• AIM:
Reproduce every entry exactly and leave its pictures out.

• EXERCISE MATERIAL:
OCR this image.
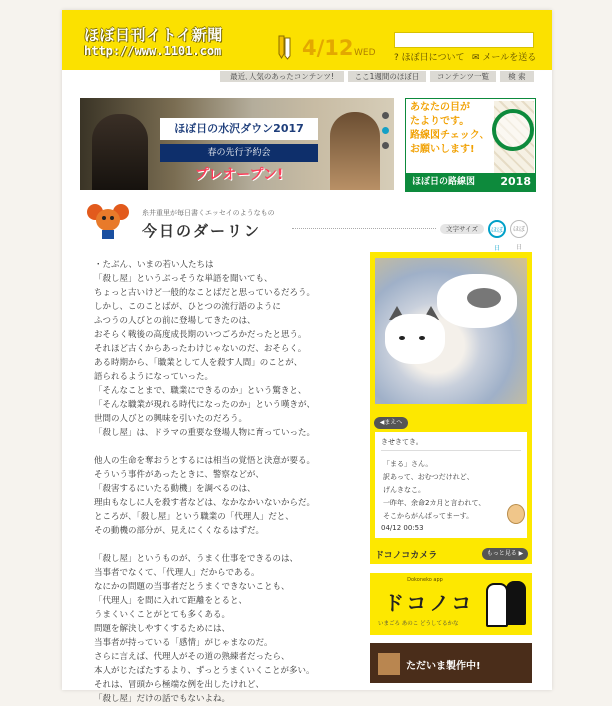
ほぼ日刊イトイ新聞
http://www.1101.com	4/12 WED ? ほぼ日について ✉ メールを送る
最近､人気のあったコンテンツ!	ここ1週間のほぼ日	コンテンツ一覧	検 索
ほぼ日の水沢ダウン2017
春の先行予約会
プレオープン!
あなたの目が
たよりです。
路線図チェック､
お願いします!
ほぼ日の路線図 2018
糸井重里が毎日書くエッセイのようなもの
今日のダーリン	文字サイズ	ほぼ日
ほぼ日

・たぶん、いまの若い人たちは

「殺し屋」というぶっそうな単語を聞いても、

ちょっと古いけど一般的なことばだと思っているだろう。

しかし、このことばが、ひとつの流行語のように

ふつうの人びとの前に登場してきたのは、

おそらく戦後の高度成長期のいつごろかだったと思う。

それほど古くからあったわけじゃないのだ、おそらく。

ある時期から、「職業として人を殺す人間」のことが、

語られるようになっていった。

「そんなことまで、職業にできるのか」という驚きと、

「そんな職業が現れる時代になったのか」という嘆きが、

世間の人びとの興味を引いたのだろう。

「殺し屋」は、ドラマの重要な登場人物に育っていった。

他人の生命を奪おうとするには相当の覚悟と決意が要る。

そういう事件があったときに、警察などが、

「殺害するにいたる動機」を調べるのは、

理由もなしに人を殺す者などは、なかなかいないからだ。

ところが、「殺し屋」という職業の「代理人」だと、

その動機の部分が、見えにくくなるはずだ。

「殺し屋」というものが、うまく仕事をできるのは、

当事者でなくて、「代理人」だからである。

なにかの問題の当事者だとうまくできないことも、

「代理人」を間に入れて距離をとると、

うまくいくことがとても多くある。

問題を解決しやすくするためには、

当事者が持っている「感情」がじゃまなのだ。

さらに言えば、代理人がその道の熟練者だったら、

本人がじたばたするより、ずっとうまくいくことが多い。

それは、冒頭から極端な例を出したけれど、

「殺し屋」だけの話でもないよね。

◀まえへ
きせきてき。
「まる」さん。
訳あって、おむつだけれど、
げんきなこ。
一昨年、余命2カ月と言われて、
そこからがんばってまーす。
04/12 00:53
ドコノコカメラ	もっと見る ▶
Dokoneko app
ドコノコ
いまごろ あのこ どうしてるかな
ただいま製作中!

• RESULT FOR THIS EXERCISE:
OCR this image.
ほぼ日刊イトイ新聞
http://www.1101.com	4/12 WED ? ほぼ日について ✉ メールを送る
最近､人気のあったコンテンツ!	ここ1週間のほぼ日	コンテンツ一覧	検 索
ほぼ日の水沢ダウン2017
春の先行予約会
プレオープン!
あなたの目が
たよりです。
路線図チェック､
お願いします!
ほぼ日の路線図 2018
糸井重里が毎日書くエッセイのようなもの
今日のダーリン	文字サイズ	ほぼ日
ほぼ日

・たぶん、いまの若い人たちは

「殺し屋」というぶっそうな単語を聞いても、

ちょっと古いけど一般的なことばだと思っているだろう。

しかし、このことばが、ひとつの流行語のように

ふつうの人びとの前に登場してきたのは、

おそらく戦後の高度成長期のいつごろかだったと思う。

それほど古くからあったわけじゃないのだ、おそらく。

ある時期から、「職業として人を殺す人間」のことが、

語られるようになっていった。

「そんなことまで、職業にできるのか」という驚きと、

「そんな職業が現れる時代になったのか」という嘆きが、

世間の人びとの興味を引いたのだろう。

「殺し屋」は、ドラマの重要な登場人物に育っていった。

他人の生命を奪おうとするには相当の覚悟と決意が要る。

そういう事件があったときに、警察などが、

「殺害するにいたる動機」を調べるのは、

理由もなしに人を殺す者などは、なかなかいないからだ。

ところが、「殺し屋」という職業の「代理人」だと、

その動機の部分が、見えにくくなるはずだ。

「殺し屋」というものが、うまく仕事をできるのは、

当事者でなくて、「代理人」だからである。

なにかの問題の当事者だとうまくできないことも、

「代理人」を間に入れて距離をとると、

うまくいくことがとても多くある。

問題を解決しやすくするためには、

当事者が持っている「感情」がじゃまなのだ。

さらに言えば、代理人がその道の熟練者だったら、

本人がじたばたするより、ずっとうまくいくことが多い。

それは、冒頭から極端な例を出したけれど、

「殺し屋」だけの話でもないよね。

◀まえへ
きせきてき。
「まる」さん。
訳あって、おむつだけれど、
げんきなこ。
一昨年、余命2カ月と言われて、
そこからがんばってまーす。
04/12 00:53
ドコノコカメラ	もっと見る ▶
Dokoneko app
ドコノコ
いまごろ あのこ どうしてるかな
ただいま製作中!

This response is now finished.